== TEXT EXCERPT

Phase 3: Transcript Extraction

Purpose: Extract the spoken content of the video as timestamped text.

Decision Tree

get_transcript(video_info, config) -> list[TranscriptSegment]:

    IF video is YouTube:
        TRY youtube-transcript-api:
            1. List available transcripts
            2. Prefer manual captions in user's language
            3. Fall back to auto-generated captions
            4. Fall back to translated captions
            IF success:
                SET transcript_source = YOUTUBE_MANUAL or YOUTUBE_AUTO
                RETURN parsed transcript segments

        IF youtube-transcript-api fails:
            TRY yt-dlp subtitle download:
                1. Download subtitle in best available format (VTT preferred)
                2. Parse VTT/SRT into segments
                IF success:
                    SET transcript_source = SUBTITLE_FILE
                    RETURN parsed transcript segments

    IF video is local AND has sidecar subtitle file:
        1. Parse SRT/VTT file into segments
        SET transcript_source = SUBTITLE_FILE
        RETURN parsed transcript segments

    IF no transcript found AND Whisper is available:
        1. Extract audio from video (yt-dlp for online, ffmpeg for local)
        2. Run faster-whisper with word_timestamps=True
        3. Parse Whisper output into TranscriptSegment objects
        SET transcript_source = WHISPER
        RETURN parsed transcript segments

    IF no transcript and no Whisper:
        LOG warning: "No transcript available for {video_id}"
        SET transcript_source = NONE
        RETURN empty list

YouTube Transcript Extraction (Detail)

def extract_youtube_transcript(
    video_id: str,
    preferred_languages: list[str] | None = None,
    confidence_threshold: float = 0.3,
) -> tuple[list[TranscriptSegment], TranscriptSource]:
    """Extract transcript from YouTube captions.

    Priority:
    1. Manual captions in preferred language
    2. Manual captions in any language (with translation)
    3. Auto-generated captions in preferred language
    4. Auto-generated captions in any language (with translation)
    """

====

» **LIST OF TASKS**
• 1. Using only the transcript extraction text, answer yes or no for each statement below, and quote the exact words that decide it. (a) A local video with a sidecar subtitle file gets SUBTITLE_FILE as its transcript source. (b) Whisper is run with word timestamps turned off. (c) When there is no transcript and no Whisper, the process returns an empty list.
• 2. Rewrite the block of the transcript extraction text that begins "IF no transcript found AND Whisper is available" as a short list that keeps its main facts.
• 3. Write the next part of the transcript extraction text, picking up right after its final line.

== RECORDS SHOWN

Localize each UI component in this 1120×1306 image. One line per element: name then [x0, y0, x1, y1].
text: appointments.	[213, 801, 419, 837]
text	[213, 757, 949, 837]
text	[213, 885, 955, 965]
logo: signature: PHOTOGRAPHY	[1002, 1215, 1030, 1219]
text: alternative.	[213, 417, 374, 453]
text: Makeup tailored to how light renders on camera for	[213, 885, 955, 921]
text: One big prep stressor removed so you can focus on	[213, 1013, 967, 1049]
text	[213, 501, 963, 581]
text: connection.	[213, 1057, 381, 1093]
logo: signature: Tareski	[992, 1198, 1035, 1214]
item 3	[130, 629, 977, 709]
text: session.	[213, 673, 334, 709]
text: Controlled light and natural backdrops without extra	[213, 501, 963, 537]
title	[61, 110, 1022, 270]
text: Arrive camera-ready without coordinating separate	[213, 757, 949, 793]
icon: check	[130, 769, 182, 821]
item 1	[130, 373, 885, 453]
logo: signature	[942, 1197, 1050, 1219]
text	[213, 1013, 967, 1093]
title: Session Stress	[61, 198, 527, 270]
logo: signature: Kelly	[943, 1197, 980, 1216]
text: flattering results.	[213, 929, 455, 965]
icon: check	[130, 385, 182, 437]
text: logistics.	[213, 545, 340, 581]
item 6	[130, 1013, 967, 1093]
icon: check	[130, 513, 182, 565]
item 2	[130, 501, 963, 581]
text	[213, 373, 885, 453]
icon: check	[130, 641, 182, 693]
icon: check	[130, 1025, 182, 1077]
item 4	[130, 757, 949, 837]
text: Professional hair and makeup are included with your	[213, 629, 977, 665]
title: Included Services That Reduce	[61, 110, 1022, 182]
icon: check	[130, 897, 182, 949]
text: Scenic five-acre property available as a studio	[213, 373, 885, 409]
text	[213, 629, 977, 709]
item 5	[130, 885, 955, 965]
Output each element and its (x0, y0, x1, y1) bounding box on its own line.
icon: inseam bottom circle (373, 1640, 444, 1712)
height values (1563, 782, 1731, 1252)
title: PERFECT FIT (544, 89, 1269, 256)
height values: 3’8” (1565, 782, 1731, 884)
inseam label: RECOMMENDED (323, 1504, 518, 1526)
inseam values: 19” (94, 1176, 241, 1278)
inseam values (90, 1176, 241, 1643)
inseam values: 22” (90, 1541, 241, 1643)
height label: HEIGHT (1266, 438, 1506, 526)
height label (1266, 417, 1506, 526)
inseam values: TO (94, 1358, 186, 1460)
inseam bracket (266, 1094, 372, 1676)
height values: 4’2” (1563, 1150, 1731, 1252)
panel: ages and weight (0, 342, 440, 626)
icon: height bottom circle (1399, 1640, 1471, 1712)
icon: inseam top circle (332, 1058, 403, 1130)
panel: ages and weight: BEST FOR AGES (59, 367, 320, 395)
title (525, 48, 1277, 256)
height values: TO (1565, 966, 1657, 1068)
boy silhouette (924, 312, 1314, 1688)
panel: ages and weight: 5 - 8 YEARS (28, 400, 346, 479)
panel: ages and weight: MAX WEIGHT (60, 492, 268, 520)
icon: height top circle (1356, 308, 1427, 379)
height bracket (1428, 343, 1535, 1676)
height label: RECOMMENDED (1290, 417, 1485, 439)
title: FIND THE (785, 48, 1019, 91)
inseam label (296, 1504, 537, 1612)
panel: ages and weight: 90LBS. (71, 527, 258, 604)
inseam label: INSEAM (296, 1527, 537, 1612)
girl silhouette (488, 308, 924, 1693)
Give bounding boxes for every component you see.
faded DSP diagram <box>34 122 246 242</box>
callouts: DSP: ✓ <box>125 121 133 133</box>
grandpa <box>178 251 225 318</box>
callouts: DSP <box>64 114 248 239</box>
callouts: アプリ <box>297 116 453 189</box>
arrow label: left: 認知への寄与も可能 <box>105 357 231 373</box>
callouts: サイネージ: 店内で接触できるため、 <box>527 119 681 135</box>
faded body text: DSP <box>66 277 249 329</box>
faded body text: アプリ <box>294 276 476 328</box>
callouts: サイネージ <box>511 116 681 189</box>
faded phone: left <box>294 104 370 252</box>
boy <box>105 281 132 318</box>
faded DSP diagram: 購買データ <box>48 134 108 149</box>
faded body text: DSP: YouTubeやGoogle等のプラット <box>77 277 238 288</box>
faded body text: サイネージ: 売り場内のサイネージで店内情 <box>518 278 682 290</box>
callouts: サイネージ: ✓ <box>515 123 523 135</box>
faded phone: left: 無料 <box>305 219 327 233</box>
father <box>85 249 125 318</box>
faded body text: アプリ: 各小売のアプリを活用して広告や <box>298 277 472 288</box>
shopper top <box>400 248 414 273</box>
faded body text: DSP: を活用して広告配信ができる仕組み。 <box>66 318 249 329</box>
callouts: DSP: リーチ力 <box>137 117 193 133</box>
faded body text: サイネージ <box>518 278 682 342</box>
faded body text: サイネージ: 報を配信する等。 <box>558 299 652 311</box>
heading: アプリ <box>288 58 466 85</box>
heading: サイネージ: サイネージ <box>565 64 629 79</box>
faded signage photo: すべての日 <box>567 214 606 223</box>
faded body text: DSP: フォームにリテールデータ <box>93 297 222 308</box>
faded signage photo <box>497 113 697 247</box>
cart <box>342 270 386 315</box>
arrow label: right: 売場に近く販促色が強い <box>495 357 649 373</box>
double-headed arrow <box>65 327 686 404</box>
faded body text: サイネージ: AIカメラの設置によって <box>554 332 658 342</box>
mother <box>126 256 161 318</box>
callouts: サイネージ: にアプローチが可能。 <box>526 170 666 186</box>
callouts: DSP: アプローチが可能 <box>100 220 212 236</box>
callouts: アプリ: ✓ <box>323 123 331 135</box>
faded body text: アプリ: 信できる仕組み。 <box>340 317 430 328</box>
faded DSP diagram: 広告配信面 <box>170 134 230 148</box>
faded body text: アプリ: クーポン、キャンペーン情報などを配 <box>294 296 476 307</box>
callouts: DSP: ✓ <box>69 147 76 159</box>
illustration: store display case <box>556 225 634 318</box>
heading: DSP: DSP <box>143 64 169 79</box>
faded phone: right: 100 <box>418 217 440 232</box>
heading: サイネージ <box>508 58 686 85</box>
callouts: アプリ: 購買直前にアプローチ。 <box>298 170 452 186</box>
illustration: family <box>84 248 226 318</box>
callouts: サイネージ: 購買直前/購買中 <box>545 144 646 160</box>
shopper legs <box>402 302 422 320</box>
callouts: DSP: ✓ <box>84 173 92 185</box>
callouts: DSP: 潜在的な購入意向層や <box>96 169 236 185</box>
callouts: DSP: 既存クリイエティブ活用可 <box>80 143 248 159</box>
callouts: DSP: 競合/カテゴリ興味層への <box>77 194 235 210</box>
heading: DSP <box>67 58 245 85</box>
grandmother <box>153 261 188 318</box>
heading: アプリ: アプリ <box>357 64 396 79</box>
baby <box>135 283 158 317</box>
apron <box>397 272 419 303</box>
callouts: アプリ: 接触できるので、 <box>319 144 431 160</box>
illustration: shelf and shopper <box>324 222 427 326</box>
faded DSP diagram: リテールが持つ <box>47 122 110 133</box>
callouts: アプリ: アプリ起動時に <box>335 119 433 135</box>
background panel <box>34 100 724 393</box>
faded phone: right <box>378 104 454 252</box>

====

» **RESPONSES TO THE TASKS**
• 1.
(a) Yes: "IF video is local AND has sidecar subtitle file: 1. Parse SRT/VTT file into segments SET transcript_source = SUBTITLE_FILE"
(b) No: "Run faster-whisper with word_timestamps=True"
(c) Yes: "RETURN empty list"

• 2.
If no transcript was found and Whisper is available:
- Extract the audio from the video, using yt-dlp for online videos and ffmpeg for local ones.
- Run faster-whisper with word_timestamps=True.
- Parse the Whisper output into TranscriptSegment objects.
- Set transcript_source to WHISPER and return the segments.

• 3.
    preferred_languages = preferred_languages or ['en']

    try:
        transcript_list = YouTubeTranscriptApi.list_transcripts(video_id)
    except Exception as e:
        raise TranscriptNotAvailable(f"No transcripts for {video_id}: {e}")

    # Strategy 1: Manual captions in preferred language
    transcript = None
    source = TranscriptSource.YOUTUBE_MANUAL
    try:
        transcript = transcript_list.find_manually_created_transcript(preferred_languages)
    except Exception:
        pass

    # Strategy 2: Auto-generated in preferred language
    if transcript is None:
        source = TranscriptSource.YOUTUBE_AUTO
        try:
            transcript = transcript_list.find_generated_transcript(preferred_languages)
        except Exception:
            pass

    # Strategy 3: Any manual caption, translated
    if transcript is None:
        source = TranscriptSource.YOUTUBE_MANUAL
        for t in transcript_list:
            if not t.is_generated:
                try:
                    transcript = t.translate(preferred_languages[0])
                    break
                except Exception:
                    continue

    # Strategy 4: Any auto-generated, translated
    if transcript is None:
        source = TranscriptSource.YOUTUBE_AUTO
        for t in transcript_list:
            if t.is_generated:
                try:
                    transcript = t.translate(preferred_languages[0])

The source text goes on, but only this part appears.